VOTRE OBJECTIF: Repérez dans les données chaque ligne où figure la chaîne « chapter », puis recopiez toutes ces lignes.

Données extraites:
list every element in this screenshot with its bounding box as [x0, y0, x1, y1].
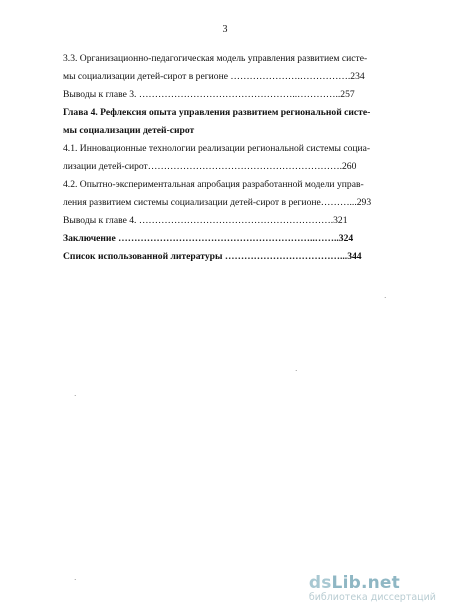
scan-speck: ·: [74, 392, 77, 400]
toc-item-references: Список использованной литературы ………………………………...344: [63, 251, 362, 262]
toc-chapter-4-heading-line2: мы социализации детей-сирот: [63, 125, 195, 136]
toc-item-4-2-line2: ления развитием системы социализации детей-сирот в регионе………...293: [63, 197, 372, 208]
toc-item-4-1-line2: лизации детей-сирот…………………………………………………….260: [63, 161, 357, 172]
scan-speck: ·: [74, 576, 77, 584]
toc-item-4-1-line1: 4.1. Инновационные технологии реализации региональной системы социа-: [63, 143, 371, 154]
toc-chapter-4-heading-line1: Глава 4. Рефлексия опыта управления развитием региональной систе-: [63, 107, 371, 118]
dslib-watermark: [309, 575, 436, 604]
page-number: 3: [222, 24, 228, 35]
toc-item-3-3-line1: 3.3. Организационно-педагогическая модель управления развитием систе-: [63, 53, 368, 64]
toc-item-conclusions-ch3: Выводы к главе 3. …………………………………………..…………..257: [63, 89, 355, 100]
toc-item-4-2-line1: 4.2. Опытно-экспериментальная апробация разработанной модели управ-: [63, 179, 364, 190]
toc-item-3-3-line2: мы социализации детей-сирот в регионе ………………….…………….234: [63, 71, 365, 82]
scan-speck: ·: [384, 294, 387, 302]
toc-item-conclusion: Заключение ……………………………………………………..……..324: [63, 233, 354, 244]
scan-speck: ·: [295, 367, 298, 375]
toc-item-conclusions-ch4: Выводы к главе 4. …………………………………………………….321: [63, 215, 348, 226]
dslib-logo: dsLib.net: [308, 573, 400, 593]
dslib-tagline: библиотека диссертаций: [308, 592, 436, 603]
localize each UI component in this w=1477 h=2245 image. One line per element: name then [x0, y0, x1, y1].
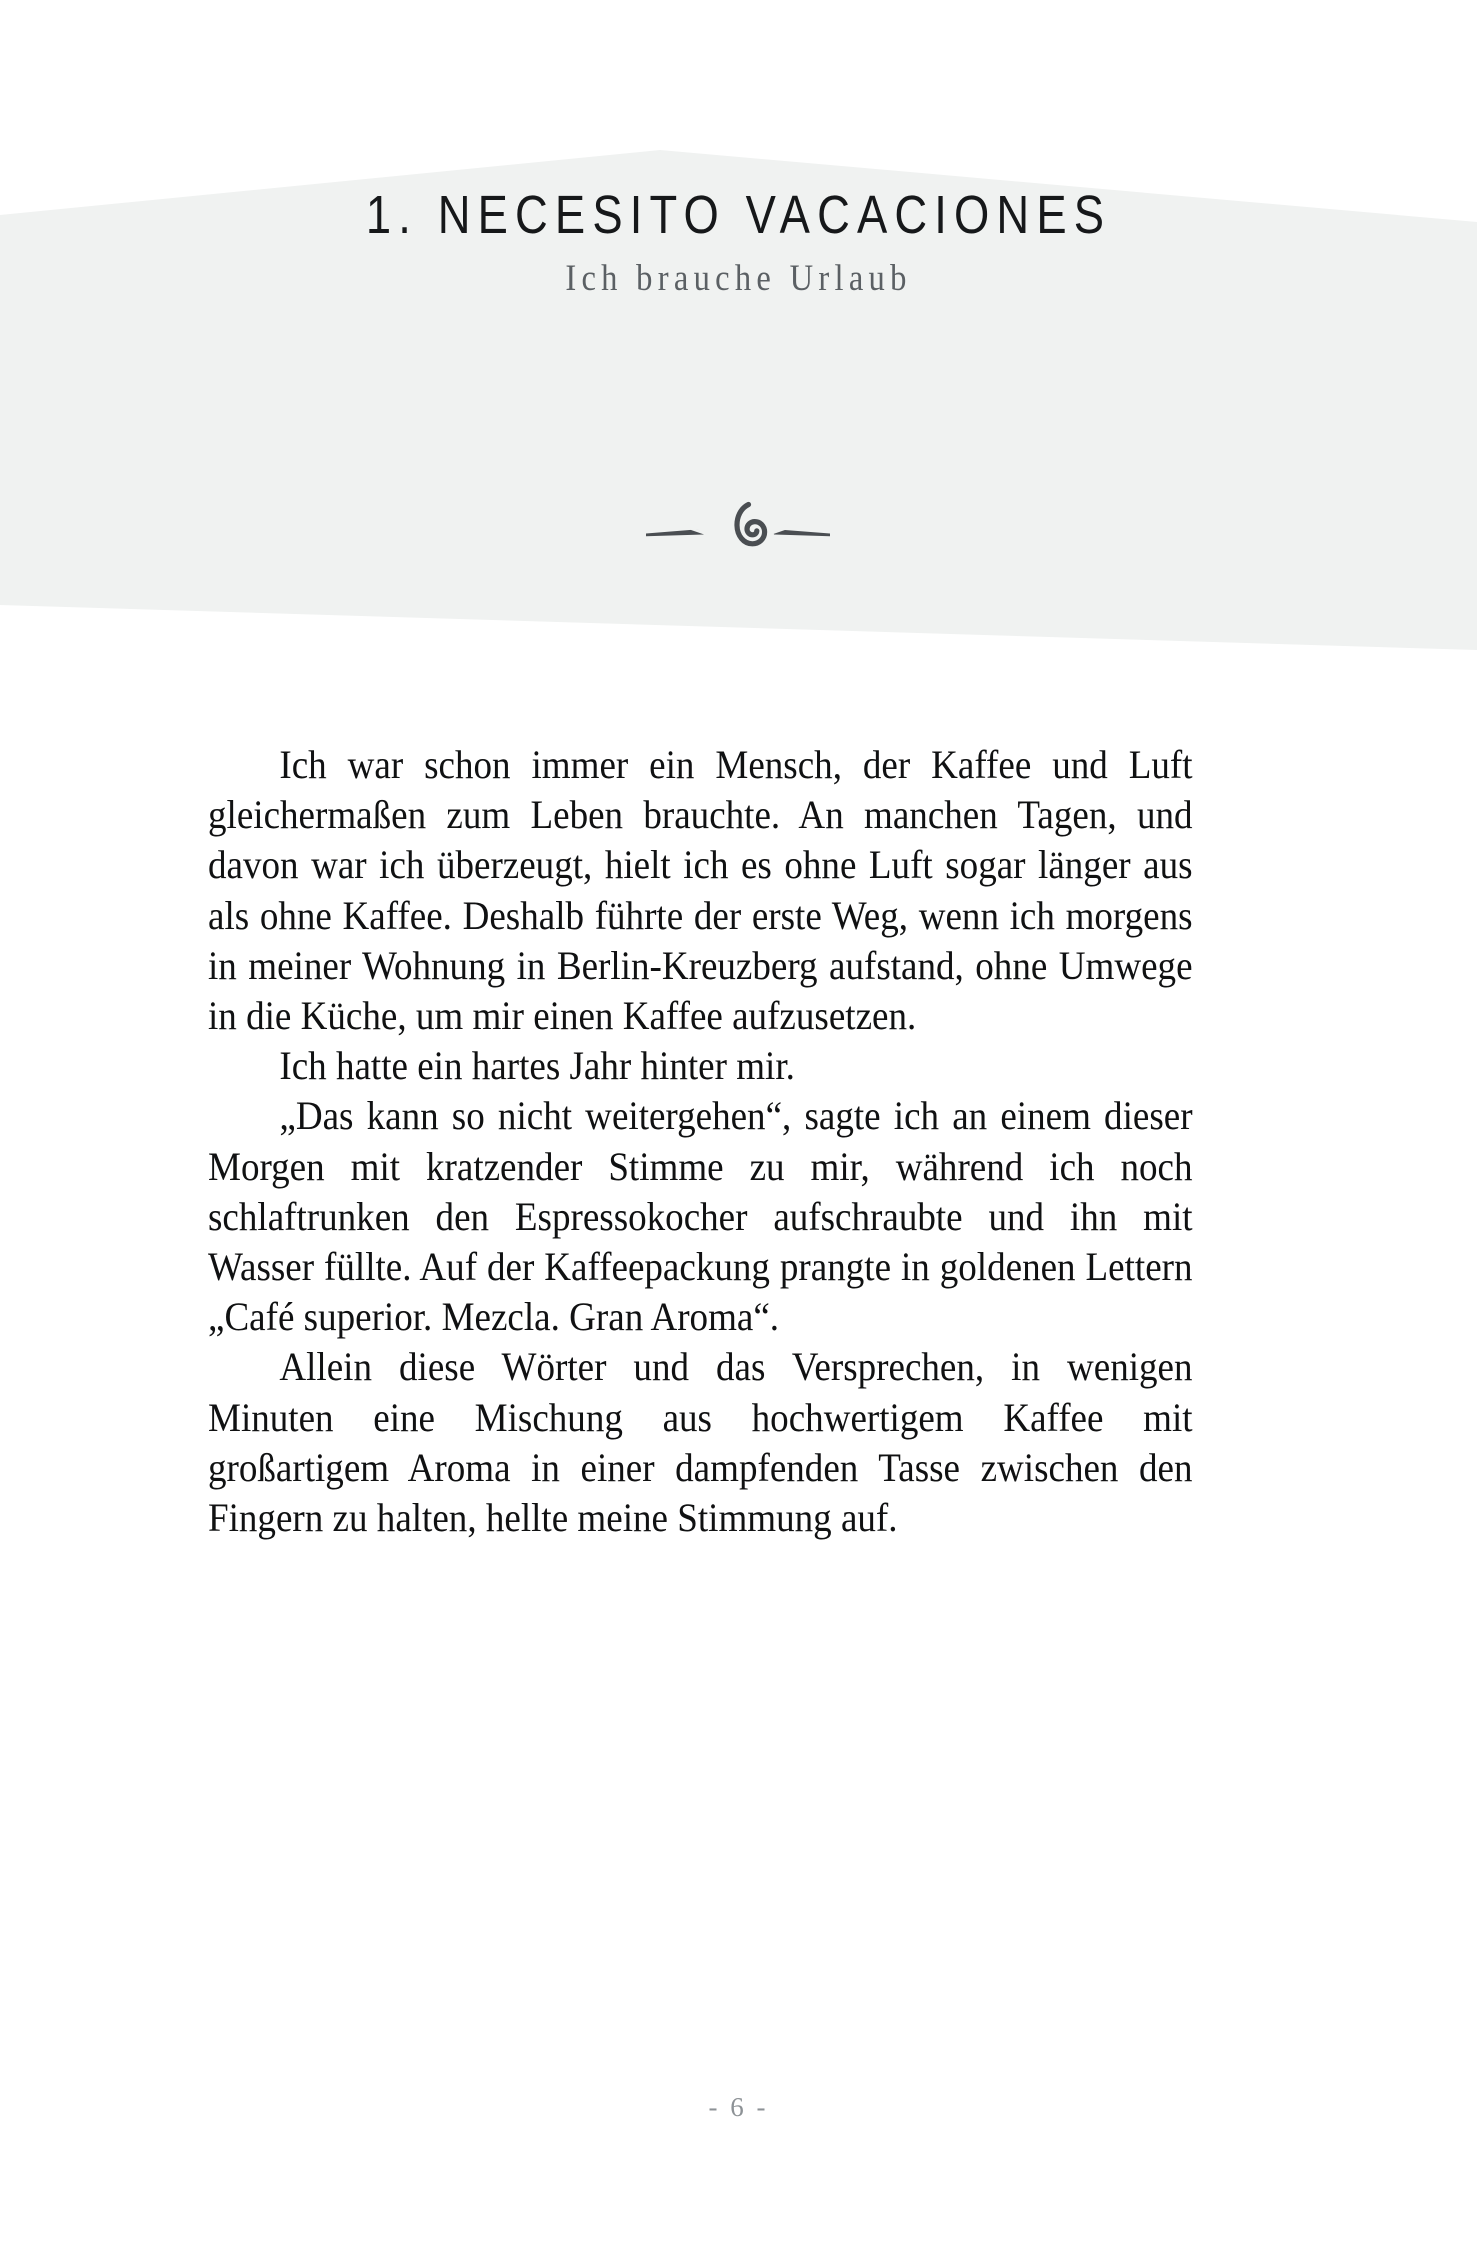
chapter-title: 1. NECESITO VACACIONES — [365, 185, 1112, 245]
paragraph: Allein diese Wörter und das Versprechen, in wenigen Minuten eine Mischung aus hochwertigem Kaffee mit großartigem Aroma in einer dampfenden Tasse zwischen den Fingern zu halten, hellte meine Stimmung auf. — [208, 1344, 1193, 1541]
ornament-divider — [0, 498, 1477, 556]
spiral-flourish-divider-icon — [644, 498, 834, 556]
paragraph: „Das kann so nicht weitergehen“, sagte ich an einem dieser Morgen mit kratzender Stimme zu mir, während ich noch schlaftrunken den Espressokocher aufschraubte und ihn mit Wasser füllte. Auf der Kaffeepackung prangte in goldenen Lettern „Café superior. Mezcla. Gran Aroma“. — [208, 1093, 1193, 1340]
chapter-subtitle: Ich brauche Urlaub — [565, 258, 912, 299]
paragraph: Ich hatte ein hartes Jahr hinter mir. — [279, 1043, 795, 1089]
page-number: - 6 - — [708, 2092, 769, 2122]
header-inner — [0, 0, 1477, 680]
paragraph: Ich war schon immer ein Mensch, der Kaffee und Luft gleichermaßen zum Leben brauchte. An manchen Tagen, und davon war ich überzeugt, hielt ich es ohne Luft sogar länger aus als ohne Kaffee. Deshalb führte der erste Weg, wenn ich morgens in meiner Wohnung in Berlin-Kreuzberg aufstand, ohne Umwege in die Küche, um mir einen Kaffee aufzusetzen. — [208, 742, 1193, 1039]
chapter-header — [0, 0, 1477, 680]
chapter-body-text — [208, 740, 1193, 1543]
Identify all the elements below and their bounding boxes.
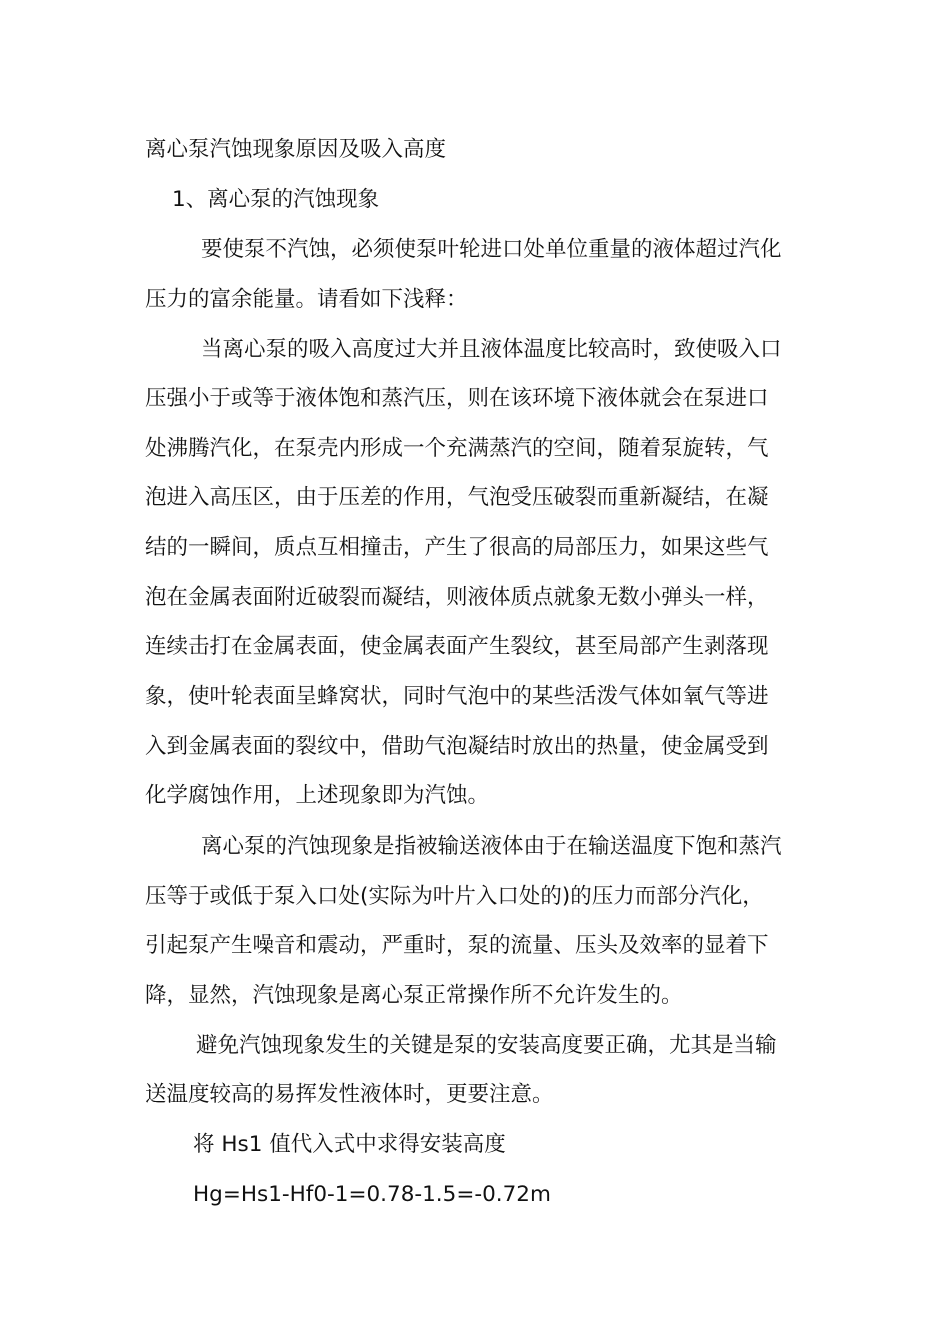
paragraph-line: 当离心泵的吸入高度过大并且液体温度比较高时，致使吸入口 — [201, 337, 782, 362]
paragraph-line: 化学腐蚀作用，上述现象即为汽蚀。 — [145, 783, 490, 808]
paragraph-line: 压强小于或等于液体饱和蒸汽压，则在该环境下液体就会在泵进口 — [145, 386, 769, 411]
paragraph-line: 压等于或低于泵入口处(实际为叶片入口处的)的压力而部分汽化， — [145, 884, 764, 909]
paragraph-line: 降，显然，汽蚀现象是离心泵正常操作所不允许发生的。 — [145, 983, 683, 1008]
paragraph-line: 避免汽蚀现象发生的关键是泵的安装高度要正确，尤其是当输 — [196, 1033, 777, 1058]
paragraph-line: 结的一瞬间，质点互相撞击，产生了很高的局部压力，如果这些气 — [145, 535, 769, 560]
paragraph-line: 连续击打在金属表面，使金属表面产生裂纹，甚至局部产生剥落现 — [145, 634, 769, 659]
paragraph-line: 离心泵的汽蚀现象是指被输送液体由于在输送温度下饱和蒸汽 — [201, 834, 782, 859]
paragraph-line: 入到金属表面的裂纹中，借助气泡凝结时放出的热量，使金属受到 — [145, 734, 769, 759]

RÉPONSE COMPLÈTE:
toc-chapter-4-heading-line2: мы социализации детей-сирот: [63, 125, 195, 136]
toc-chapter-4-heading-line1: Глава 4. Рефлексия опыта управления развитием региональной систе-: [63, 107, 371, 118]
chapter-title: 1. NECESITO VACACIONES — [365, 185, 1112, 245]
chapter-subtitle: Ich brauche Urlaub — [565, 258, 912, 299]
chapter-header — [0, 0, 1477, 680]
chapter-body-text — [208, 740, 1193, 1543]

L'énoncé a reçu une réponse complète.